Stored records
-- Start --
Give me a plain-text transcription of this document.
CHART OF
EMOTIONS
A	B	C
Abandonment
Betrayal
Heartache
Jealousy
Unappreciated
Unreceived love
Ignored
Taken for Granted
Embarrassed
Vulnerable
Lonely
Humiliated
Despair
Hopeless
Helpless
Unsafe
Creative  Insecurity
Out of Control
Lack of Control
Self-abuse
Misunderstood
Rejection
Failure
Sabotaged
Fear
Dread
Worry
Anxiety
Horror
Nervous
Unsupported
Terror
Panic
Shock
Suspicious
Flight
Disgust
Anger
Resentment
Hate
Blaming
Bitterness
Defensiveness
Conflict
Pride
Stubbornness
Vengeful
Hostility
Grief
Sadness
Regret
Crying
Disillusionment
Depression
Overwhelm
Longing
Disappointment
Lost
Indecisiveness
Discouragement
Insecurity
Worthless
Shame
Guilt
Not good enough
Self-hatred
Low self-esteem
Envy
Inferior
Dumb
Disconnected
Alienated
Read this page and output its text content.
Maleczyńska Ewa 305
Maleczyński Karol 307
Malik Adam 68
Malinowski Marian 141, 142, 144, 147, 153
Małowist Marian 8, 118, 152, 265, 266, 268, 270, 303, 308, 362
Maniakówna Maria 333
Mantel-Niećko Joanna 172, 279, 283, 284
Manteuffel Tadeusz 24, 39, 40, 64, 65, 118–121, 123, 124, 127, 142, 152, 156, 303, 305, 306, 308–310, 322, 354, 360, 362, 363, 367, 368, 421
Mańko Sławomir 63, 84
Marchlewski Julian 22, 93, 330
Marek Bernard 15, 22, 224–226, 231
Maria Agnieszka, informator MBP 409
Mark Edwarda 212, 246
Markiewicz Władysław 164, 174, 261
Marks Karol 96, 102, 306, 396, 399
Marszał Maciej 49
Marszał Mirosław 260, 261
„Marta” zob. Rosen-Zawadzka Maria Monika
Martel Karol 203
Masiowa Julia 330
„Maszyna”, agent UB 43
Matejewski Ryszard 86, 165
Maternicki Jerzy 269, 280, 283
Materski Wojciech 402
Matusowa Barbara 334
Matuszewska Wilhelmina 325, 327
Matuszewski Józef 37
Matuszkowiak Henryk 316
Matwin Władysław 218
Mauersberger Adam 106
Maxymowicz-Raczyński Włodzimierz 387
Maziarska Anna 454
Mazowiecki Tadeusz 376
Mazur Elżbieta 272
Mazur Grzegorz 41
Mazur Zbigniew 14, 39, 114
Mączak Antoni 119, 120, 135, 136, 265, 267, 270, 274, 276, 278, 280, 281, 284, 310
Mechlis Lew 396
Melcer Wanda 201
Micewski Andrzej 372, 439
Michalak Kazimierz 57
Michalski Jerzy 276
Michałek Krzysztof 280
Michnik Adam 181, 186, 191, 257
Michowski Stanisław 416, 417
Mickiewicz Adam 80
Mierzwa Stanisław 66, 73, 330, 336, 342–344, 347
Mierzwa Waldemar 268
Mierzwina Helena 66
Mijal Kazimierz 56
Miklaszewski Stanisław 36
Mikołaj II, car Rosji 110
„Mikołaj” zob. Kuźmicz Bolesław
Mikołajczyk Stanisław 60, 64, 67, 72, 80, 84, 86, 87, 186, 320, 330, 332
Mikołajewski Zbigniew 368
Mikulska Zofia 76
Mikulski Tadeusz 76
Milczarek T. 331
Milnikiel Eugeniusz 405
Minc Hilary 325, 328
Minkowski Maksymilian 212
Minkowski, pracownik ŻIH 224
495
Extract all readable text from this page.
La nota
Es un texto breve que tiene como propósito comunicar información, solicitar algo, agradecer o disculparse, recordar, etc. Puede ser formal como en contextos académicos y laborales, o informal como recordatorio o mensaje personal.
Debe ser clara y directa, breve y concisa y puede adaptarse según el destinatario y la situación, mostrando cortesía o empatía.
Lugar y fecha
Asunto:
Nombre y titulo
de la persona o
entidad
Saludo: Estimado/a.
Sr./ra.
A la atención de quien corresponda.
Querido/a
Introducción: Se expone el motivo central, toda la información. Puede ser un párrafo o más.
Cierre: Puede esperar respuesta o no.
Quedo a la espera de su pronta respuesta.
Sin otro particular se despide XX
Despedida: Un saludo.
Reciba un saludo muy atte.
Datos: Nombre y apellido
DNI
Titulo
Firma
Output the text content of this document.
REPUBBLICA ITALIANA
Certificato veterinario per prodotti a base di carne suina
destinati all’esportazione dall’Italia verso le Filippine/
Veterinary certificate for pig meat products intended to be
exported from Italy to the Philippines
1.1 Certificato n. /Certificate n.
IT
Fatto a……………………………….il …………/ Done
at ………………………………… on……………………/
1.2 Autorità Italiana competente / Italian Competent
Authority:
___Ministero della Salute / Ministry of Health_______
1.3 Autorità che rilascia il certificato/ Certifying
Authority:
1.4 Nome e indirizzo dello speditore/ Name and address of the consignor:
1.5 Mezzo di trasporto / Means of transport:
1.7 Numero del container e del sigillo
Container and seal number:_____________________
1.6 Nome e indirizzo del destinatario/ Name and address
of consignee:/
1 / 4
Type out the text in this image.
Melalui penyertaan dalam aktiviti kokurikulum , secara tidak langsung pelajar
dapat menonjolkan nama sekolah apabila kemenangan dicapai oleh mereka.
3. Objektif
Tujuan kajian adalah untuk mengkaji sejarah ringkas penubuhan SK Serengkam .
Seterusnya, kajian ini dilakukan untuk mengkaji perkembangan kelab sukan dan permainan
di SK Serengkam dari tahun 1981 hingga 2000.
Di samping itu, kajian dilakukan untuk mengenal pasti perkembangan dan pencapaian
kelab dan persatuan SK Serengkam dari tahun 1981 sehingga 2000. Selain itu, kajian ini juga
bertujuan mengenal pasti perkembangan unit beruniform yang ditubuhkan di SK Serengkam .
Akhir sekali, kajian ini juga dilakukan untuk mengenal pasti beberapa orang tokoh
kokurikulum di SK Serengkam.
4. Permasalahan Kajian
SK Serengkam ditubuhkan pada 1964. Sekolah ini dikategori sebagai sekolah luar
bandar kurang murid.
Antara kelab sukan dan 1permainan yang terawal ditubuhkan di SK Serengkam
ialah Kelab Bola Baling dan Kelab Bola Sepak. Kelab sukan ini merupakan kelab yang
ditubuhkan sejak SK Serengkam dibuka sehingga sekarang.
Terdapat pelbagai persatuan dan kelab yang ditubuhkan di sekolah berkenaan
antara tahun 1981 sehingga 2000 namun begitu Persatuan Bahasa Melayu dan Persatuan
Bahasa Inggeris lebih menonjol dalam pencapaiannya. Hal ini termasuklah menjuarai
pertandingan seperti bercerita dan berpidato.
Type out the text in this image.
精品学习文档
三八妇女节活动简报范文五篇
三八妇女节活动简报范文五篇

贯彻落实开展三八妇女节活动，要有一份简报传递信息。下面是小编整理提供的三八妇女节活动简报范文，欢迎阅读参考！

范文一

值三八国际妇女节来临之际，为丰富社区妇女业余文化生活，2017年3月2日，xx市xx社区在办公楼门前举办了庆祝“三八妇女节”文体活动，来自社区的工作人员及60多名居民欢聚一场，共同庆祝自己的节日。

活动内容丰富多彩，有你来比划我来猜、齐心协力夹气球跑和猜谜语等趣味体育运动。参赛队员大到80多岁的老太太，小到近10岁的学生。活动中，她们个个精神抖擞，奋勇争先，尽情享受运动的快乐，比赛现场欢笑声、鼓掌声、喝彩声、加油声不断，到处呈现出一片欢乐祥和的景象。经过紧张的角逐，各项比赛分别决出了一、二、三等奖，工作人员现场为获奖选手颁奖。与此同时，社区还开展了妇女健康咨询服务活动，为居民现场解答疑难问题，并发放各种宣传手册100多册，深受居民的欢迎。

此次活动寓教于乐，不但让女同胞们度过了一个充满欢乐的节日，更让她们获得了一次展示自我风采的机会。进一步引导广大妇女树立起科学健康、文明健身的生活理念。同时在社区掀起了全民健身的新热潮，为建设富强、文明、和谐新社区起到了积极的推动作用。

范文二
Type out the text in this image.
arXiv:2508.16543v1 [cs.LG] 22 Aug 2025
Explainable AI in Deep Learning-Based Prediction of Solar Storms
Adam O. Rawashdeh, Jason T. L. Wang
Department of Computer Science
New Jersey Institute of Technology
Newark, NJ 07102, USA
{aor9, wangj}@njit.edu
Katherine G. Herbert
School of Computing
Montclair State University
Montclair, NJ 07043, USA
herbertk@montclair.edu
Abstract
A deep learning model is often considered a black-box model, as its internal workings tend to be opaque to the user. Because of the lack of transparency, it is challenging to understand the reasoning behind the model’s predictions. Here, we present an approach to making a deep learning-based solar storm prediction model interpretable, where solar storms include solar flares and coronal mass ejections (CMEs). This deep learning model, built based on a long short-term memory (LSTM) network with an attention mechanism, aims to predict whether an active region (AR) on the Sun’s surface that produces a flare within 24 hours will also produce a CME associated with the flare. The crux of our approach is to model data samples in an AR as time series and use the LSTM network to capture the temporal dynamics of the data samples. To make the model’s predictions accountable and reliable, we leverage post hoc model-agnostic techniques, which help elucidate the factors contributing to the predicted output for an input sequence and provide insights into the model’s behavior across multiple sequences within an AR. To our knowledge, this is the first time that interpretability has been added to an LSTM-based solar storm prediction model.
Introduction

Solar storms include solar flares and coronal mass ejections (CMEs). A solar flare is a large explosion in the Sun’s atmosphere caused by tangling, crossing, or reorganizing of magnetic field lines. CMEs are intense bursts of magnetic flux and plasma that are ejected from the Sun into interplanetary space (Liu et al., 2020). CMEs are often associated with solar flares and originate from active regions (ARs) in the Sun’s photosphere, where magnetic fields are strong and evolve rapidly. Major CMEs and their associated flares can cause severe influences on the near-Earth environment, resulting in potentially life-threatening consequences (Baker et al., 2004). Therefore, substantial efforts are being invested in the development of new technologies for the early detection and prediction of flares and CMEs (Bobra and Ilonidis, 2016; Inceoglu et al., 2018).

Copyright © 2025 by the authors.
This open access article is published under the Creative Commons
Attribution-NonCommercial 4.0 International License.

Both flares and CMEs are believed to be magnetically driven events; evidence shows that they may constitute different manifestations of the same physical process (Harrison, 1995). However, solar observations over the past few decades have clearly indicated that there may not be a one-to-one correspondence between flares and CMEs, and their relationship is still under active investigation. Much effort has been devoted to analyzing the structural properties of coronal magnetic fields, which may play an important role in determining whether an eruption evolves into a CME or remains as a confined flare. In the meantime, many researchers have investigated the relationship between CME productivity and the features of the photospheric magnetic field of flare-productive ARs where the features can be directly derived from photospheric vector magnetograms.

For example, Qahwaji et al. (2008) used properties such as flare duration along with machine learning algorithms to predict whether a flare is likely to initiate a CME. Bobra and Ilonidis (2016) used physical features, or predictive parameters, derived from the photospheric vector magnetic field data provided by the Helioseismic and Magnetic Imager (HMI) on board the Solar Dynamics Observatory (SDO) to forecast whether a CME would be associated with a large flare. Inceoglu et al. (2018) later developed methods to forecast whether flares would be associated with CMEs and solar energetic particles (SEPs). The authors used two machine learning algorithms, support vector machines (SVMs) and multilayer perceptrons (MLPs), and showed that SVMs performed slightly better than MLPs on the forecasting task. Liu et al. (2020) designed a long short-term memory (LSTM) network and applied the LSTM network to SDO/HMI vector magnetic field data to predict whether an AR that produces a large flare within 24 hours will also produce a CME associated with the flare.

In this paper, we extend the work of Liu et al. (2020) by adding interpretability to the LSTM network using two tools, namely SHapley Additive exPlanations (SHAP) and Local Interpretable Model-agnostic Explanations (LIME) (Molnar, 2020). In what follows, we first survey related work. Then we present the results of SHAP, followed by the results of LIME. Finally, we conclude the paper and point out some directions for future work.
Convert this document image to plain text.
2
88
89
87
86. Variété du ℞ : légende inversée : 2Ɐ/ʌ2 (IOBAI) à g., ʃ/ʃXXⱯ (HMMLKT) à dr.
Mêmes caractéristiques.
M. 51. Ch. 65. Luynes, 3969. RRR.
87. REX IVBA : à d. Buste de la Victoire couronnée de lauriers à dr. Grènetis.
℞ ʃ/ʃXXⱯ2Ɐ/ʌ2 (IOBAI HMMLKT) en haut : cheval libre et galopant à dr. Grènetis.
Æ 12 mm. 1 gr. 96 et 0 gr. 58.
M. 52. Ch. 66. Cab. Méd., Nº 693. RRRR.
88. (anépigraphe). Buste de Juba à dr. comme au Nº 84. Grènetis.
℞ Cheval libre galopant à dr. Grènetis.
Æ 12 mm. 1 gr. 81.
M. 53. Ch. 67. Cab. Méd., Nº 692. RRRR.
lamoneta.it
-- End --
• _Work to be completed_
Scan the entries above for the word "kokurikulum" and collect each line holding it.

• _Result below_
Melalui penyertaan dalam aktiviti kokurikulum , secara tidak langsung pelajar
kokurikulum di SK Serengkam.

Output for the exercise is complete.